━━━ Listed records

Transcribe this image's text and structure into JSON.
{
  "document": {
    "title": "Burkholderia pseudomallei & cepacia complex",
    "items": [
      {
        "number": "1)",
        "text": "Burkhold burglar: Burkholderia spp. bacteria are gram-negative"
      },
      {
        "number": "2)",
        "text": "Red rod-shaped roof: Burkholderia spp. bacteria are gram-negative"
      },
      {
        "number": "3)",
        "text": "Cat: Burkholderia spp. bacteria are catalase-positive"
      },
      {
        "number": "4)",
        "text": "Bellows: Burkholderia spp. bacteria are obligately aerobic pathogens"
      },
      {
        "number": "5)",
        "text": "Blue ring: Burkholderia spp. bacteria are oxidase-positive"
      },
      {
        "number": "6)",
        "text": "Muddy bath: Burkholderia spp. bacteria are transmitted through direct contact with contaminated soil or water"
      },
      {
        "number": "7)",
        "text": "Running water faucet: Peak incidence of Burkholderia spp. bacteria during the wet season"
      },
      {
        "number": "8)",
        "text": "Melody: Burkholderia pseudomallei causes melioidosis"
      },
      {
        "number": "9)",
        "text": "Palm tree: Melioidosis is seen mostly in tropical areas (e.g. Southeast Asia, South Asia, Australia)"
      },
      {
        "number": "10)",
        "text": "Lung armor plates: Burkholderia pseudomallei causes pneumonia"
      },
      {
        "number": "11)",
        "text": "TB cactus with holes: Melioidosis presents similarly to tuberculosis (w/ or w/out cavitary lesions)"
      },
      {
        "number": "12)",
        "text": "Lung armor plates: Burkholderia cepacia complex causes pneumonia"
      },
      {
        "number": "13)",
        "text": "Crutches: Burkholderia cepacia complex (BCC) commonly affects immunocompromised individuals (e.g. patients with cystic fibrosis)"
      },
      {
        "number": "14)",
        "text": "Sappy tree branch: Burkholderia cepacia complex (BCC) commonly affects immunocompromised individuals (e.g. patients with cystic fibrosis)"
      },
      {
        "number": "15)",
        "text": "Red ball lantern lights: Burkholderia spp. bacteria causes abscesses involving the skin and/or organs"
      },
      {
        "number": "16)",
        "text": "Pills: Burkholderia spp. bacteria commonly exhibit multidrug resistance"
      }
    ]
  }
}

━━━━━━

> _Task item_: Copy each line from the data above that includes "plates".

> _Answer to this task_:
        "text": "Lung armor plates: Burkholderia pseudomallei causes pneumonia"
        "text": "Lung armor plates: Burkholderia cepacia complex causes pneumonia"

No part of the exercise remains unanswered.